* Begin RECORD EXTRACTS *

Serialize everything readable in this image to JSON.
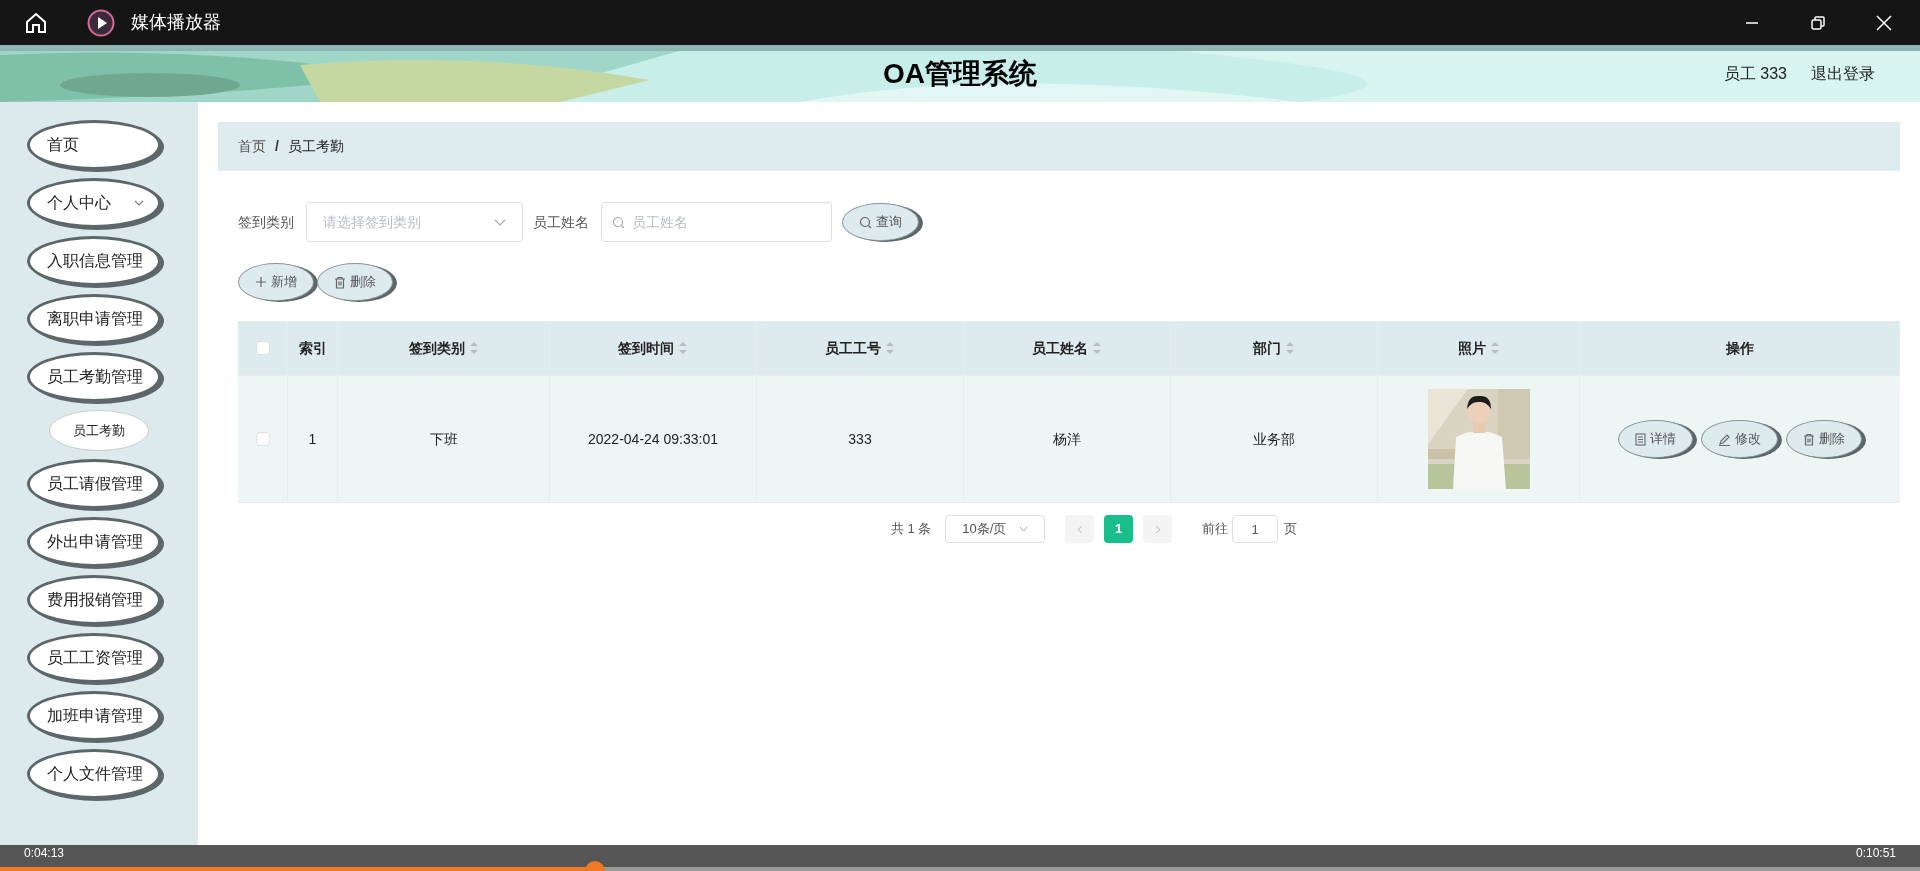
{
  "window": {
    "title": "媒体播放器"
  },
  "header": {
    "title": "OA管理系统",
    "user": "员工 333",
    "logout": "退出登录"
  },
  "sidebar": {
    "items": [
      {
        "label": "首页",
        "kind": "item",
        "selected": false
      },
      {
        "label": "个人中心",
        "kind": "group",
        "selected": false
      },
      {
        "label": "入职信息管理",
        "kind": "group",
        "selected": false
      },
      {
        "label": "离职申请管理",
        "kind": "group",
        "selected": false
      },
      {
        "label": "员工考勤管理",
        "kind": "group",
        "selected": false
      },
      {
        "label": "员工考勤",
        "kind": "sub",
        "selected": true
      },
      {
        "label": "员工请假管理",
        "kind": "group",
        "selected": false
      },
      {
        "label": "外出申请管理",
        "kind": "group",
        "selected": false
      },
      {
        "label": "费用报销管理",
        "kind": "group",
        "selected": false
      },
      {
        "label": "员工工资管理",
        "kind": "group",
        "selected": false
      },
      {
        "label": "加班申请管理",
        "kind": "group",
        "selected": false
      },
      {
        "label": "个人文件管理",
        "kind": "group",
        "selected": false
      }
    ]
  },
  "breadcrumb": {
    "items": [
      "首页",
      "员工考勤"
    ],
    "separator": "/"
  },
  "filters": {
    "type_label": "签到类别",
    "type_placeholder": "请选择签到类别",
    "name_label": "员工姓名",
    "name_placeholder": "员工姓名",
    "query": "查询"
  },
  "actions": [
    "新增",
    "删除"
  ],
  "table": {
    "all_checked": false,
    "columns": [
      {
        "label": "索引",
        "sortable": false
      },
      {
        "label": "签到类别",
        "sortable": true
      },
      {
        "label": "签到时间",
        "sortable": true
      },
      {
        "label": "员工工号",
        "sortable": true
      },
      {
        "label": "员工姓名",
        "sortable": true
      },
      {
        "label": "部门",
        "sortable": true
      },
      {
        "label": "照片",
        "sortable": true
      },
      {
        "label": "操作",
        "sortable": false
      }
    ],
    "rows": [
      {
        "checked": false,
        "cells": [
          "1",
          "下班",
          "2022-04-24 09:33:01",
          "333",
          "杨洋",
          "业务部"
        ],
        "buttons": [
          "详情",
          "修改",
          "删除"
        ]
      }
    ]
  },
  "pagination": {
    "total": "共 1 条",
    "page_size": "10条/页",
    "pages": [
      {
        "label": "1",
        "selected": true
      }
    ],
    "goto": "前往",
    "goto_value": "1",
    "page_unit": "页"
  },
  "player": {
    "elapsed": "0:04:13",
    "duration": "0:10:51",
    "level": 0.31
  }
}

* End RECORD EXTRACTS *

Every line of the listing that holds "员工姓名" should be found and copied.

    "name_label": "员工姓名",
    "name_placeholder": "员工姓名",
        "label": "员工姓名",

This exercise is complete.